→ **Task requirements**
Starting at the top of the rows and running through the line that contains "svg-text:White: White [290, 150, 300, 173]", render each line as a row of a Markdown table with the columns Index and Entry, where Index holds the line's position, and leave out blank lines.

→ **Provided entries**
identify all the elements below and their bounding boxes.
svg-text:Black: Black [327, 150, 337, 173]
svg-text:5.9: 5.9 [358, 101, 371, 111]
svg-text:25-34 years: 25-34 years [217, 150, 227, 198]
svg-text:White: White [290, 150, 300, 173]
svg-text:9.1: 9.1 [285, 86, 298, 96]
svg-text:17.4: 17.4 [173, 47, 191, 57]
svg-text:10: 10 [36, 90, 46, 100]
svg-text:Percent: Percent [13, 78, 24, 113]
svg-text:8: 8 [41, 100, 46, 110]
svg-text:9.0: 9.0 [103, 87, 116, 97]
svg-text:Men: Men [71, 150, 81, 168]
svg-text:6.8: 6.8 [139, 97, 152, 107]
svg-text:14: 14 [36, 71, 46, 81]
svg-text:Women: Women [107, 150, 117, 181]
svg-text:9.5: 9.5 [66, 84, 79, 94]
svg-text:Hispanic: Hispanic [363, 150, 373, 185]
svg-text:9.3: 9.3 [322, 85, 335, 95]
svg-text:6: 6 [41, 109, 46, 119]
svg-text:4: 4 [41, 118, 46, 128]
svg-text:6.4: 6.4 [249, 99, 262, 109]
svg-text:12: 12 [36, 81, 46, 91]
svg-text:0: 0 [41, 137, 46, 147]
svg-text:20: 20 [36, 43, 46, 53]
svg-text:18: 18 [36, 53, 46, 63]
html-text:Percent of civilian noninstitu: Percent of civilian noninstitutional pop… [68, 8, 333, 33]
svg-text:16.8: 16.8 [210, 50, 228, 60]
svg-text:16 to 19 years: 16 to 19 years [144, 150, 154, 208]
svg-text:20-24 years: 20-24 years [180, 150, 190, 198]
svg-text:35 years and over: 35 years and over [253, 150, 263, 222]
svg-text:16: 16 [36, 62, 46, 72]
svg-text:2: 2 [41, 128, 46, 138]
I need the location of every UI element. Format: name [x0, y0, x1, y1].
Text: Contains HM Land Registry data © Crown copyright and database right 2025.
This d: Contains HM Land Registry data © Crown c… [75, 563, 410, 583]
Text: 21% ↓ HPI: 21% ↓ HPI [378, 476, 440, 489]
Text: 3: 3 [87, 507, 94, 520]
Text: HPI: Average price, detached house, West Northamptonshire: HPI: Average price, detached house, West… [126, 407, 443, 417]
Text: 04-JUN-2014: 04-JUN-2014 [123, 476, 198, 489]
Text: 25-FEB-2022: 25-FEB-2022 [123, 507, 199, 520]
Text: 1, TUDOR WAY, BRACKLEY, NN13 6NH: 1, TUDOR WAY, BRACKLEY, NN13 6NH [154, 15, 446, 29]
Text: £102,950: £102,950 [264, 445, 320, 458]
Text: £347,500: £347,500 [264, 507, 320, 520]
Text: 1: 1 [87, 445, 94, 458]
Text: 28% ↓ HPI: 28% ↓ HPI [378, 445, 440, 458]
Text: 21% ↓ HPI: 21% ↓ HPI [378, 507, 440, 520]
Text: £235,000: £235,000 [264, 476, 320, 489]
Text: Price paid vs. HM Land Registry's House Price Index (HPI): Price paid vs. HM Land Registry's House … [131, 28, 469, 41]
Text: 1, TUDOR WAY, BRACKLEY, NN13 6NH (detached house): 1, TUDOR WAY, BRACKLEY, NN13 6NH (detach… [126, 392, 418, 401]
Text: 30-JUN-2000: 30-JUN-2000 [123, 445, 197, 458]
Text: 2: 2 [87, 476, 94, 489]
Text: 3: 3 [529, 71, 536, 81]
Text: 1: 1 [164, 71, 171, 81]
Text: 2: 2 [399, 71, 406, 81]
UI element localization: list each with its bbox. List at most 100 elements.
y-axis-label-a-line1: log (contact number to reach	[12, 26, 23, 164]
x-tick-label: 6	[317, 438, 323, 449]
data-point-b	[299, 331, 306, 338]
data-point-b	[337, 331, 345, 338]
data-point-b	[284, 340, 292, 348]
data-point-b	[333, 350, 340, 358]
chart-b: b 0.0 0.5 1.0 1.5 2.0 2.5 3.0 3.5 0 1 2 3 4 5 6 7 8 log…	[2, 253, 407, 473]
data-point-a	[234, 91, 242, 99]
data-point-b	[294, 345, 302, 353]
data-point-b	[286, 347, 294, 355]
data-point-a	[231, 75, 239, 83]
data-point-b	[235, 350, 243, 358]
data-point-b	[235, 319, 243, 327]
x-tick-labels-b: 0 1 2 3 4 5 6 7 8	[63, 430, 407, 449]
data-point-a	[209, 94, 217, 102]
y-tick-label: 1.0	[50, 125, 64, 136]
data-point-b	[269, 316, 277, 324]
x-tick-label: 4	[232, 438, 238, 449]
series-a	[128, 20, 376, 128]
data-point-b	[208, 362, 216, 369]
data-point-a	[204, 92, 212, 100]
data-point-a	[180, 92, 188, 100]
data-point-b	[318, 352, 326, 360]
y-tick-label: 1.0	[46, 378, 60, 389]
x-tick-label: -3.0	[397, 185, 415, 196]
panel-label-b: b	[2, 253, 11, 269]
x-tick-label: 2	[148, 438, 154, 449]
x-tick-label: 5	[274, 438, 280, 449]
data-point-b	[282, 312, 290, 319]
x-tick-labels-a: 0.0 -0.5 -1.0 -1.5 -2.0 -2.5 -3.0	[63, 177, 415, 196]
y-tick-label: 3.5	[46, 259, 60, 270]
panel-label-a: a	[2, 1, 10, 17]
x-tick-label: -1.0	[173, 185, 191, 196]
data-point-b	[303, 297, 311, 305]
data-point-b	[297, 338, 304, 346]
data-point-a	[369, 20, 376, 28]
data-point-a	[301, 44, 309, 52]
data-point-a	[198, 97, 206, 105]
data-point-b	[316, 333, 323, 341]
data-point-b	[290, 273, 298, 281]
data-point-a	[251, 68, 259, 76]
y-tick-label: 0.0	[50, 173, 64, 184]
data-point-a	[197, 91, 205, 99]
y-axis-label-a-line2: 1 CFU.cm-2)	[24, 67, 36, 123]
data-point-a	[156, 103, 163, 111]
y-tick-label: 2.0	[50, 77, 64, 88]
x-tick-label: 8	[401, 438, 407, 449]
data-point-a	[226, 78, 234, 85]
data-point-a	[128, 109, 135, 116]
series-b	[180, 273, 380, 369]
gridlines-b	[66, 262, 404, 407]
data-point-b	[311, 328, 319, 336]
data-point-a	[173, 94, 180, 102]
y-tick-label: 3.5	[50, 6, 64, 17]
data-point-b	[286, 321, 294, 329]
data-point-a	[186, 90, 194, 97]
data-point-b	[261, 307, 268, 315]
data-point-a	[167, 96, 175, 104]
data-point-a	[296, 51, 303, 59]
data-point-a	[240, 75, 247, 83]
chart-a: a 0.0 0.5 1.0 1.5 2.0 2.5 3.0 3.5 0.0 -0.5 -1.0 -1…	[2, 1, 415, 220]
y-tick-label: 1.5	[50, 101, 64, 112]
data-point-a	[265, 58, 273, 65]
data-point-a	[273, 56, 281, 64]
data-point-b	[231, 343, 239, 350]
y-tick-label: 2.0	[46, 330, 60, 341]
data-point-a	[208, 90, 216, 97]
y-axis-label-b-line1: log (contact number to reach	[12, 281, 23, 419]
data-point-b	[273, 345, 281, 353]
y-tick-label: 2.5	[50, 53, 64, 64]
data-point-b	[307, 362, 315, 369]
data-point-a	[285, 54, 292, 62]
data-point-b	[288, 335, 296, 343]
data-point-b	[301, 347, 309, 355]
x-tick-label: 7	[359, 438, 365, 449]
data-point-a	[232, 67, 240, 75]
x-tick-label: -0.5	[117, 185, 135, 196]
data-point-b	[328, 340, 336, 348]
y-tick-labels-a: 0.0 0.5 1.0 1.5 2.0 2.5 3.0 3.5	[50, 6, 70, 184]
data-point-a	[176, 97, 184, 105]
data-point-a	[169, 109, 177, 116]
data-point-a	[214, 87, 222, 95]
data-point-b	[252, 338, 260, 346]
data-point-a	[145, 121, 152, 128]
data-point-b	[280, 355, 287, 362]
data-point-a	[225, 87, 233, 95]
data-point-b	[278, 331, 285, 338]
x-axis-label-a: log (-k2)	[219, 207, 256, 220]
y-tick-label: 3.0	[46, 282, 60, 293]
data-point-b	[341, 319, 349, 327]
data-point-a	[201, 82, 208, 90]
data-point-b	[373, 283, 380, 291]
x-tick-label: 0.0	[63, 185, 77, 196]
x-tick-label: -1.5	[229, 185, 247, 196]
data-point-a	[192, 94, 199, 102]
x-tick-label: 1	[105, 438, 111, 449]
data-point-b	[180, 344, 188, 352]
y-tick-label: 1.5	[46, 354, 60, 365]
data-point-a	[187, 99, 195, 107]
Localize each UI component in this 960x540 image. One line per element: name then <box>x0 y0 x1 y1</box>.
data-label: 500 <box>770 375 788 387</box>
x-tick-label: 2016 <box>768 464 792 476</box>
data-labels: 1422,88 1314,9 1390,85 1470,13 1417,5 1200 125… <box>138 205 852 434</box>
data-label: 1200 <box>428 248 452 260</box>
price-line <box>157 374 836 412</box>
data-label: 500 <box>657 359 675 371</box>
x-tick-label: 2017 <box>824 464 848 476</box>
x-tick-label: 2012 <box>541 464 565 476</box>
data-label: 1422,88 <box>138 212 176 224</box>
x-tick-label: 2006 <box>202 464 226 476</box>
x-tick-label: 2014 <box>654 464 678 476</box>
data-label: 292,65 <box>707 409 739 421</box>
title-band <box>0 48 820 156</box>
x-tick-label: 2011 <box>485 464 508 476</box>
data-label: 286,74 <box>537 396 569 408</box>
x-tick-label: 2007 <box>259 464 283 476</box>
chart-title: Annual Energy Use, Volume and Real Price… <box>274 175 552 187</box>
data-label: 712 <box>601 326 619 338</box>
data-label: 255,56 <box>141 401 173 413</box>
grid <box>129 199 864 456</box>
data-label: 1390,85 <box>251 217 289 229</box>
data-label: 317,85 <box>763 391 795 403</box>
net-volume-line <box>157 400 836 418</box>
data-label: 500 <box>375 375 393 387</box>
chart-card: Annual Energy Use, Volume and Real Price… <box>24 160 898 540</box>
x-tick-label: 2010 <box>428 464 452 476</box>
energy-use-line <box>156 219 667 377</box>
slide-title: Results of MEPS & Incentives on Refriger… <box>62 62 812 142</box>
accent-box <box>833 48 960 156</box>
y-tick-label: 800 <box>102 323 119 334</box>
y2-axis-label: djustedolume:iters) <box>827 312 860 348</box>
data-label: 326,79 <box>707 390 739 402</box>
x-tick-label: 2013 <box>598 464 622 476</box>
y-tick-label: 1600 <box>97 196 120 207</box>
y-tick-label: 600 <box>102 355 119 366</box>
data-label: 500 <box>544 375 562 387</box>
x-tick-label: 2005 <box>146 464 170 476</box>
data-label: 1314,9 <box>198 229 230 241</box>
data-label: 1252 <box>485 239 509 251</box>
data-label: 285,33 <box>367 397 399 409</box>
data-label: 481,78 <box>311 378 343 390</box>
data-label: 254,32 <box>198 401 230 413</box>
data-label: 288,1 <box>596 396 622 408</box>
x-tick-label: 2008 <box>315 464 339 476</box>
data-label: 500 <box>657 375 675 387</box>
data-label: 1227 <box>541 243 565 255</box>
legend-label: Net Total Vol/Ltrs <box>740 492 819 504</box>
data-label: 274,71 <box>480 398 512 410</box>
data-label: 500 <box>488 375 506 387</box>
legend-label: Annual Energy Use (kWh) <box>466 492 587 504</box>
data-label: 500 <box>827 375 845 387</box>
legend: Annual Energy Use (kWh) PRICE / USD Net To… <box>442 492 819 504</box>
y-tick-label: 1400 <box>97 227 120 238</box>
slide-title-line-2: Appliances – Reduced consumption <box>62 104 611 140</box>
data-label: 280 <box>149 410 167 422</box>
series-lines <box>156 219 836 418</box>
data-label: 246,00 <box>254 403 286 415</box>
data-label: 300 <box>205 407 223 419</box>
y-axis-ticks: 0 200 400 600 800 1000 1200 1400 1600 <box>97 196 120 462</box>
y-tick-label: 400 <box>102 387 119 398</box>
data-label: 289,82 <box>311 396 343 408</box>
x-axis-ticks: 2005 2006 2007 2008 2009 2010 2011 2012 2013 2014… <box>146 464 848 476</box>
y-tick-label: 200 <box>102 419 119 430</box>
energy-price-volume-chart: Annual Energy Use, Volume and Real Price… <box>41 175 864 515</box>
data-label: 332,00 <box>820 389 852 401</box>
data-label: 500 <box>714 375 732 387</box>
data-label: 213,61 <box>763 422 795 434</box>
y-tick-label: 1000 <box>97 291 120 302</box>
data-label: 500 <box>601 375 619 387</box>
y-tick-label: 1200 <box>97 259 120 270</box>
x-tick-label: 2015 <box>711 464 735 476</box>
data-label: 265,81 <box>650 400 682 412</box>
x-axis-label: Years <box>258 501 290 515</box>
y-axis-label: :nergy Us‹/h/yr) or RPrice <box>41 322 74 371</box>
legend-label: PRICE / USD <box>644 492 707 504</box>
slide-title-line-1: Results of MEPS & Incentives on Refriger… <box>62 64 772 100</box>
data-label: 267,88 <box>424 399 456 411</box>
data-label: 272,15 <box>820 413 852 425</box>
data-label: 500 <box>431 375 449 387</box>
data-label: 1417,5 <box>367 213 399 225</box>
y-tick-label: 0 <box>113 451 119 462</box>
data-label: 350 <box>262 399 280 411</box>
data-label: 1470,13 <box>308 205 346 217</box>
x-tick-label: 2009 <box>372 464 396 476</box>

→ **Solution for this exercise**
| Index | Entry |
|---|---|
| 1 | identify all the elements below and their bounding boxes. |
| 2 | svg-text:Black: Black [327, 150, 337, 173] |
| 3 | svg-text:5.9: 5.9 [358, 101, 371, 111] |
| 4 | svg-text:25-34 years: 25-34 years [217, 150, 227, 198] |
| 5 | svg-text:White: White [290, 150, 300, 173] |